• Data entries:
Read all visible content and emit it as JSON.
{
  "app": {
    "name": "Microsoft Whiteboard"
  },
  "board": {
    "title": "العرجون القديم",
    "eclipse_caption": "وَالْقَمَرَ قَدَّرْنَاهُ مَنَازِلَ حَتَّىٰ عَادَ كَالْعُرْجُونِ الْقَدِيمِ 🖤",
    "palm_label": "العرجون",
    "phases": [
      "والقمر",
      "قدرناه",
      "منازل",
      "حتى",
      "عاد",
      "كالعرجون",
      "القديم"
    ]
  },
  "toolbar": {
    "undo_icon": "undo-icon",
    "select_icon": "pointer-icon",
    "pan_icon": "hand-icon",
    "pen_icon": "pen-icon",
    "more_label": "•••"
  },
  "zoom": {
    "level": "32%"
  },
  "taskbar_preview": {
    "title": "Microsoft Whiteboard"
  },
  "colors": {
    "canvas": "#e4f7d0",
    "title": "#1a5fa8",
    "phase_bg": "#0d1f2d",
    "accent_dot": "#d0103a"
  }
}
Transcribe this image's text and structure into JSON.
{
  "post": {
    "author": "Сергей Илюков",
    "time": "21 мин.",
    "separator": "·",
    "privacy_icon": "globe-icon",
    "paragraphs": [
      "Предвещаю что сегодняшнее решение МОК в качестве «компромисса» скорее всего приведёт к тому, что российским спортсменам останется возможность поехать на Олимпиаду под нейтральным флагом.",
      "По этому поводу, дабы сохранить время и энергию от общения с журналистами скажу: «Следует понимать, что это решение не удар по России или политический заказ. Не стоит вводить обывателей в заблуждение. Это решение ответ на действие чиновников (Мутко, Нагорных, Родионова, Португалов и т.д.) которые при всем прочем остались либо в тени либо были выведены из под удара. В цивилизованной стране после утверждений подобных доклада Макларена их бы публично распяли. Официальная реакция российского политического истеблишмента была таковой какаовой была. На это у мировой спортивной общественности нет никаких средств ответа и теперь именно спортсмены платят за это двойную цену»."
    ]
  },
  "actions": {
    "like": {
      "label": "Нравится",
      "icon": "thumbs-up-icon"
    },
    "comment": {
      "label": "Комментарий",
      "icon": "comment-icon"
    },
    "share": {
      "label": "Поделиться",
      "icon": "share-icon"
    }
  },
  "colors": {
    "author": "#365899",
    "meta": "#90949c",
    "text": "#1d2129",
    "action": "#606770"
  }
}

• What this task involves: Set all of the records down again, exactly as they stand.

• Final result:
Read all visible content and emit it as JSON.
{
  "app": {
    "name": "Microsoft Whiteboard"
  },
  "board": {
    "title": "العرجون القديم",
    "eclipse_caption": "وَالْقَمَرَ قَدَّرْنَاهُ مَنَازِلَ حَتَّىٰ عَادَ كَالْعُرْجُونِ الْقَدِيمِ 🖤",
    "palm_label": "العرجون",
    "phases": [
      "والقمر",
      "قدرناه",
      "منازل",
      "حتى",
      "عاد",
      "كالعرجون",
      "القديم"
    ]
  },
  "toolbar": {
    "undo_icon": "undo-icon",
    "select_icon": "pointer-icon",
    "pan_icon": "hand-icon",
    "pen_icon": "pen-icon",
    "more_label": "•••"
  },
  "zoom": {
    "level": "32%"
  },
  "taskbar_preview": {
    "title": "Microsoft Whiteboard"
  },
  "colors": {
    "canvas": "#e4f7d0",
    "title": "#1a5fa8",
    "phase_bg": "#0d1f2d",
    "accent_dot": "#d0103a"
  }
}
Transcribe this image's text and structure into JSON.
{
  "post": {
    "author": "Сергей Илюков",
    "time": "21 мин.",
    "separator": "·",
    "privacy_icon": "globe-icon",
    "paragraphs": [
      "Предвещаю что сегодняшнее решение МОК в качестве «компромисса» скорее всего приведёт к тому, что российским спортсменам останется возможность поехать на Олимпиаду под нейтральным флагом.",
      "По этому поводу, дабы сохранить время и энергию от общения с журналистами скажу: «Следует понимать, что это решение не удар по России или политический заказ. Не стоит вводить обывателей в заблуждение. Это решение ответ на действие чиновников (Мутко, Нагорных, Родионова, Португалов и т.д.) которые при всем прочем остались либо в тени либо были выведены из под удара. В цивилизованной стране после утверждений подобных доклада Макларена их бы публично распяли. Официальная реакция российского политического истеблишмента была таковой какаовой была. На это у мировой спортивной общественности нет никаких средств ответа и теперь именно спортсмены платят за это двойную цену»."
    ]
  },
  "actions": {
    "like": {
      "label": "Нравится",
      "icon": "thumbs-up-icon"
    },
    "comment": {
      "label": "Комментарий",
      "icon": "comment-icon"
    },
    "share": {
      "label": "Поделиться",
      "icon": "share-icon"
    }
  },
  "colors": {
    "author": "#365899",
    "meta": "#90949c",
    "text": "#1d2129",
    "action": "#606770"
  }
}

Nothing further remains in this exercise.